■ **THE REQUEST**:
Exactly how many lines have the word "boss"? Answer with the bare number.

Dataset entries

——————————

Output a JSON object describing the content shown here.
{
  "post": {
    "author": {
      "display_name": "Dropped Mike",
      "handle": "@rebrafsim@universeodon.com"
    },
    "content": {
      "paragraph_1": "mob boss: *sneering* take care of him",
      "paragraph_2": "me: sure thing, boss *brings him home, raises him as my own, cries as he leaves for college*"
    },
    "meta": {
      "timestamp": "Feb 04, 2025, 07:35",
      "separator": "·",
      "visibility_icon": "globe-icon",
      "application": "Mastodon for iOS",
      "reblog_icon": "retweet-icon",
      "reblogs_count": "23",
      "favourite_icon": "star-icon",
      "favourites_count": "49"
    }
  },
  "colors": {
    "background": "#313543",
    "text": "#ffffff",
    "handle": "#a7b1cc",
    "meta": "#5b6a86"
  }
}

——————————

■ **FINAL RESULT**:
2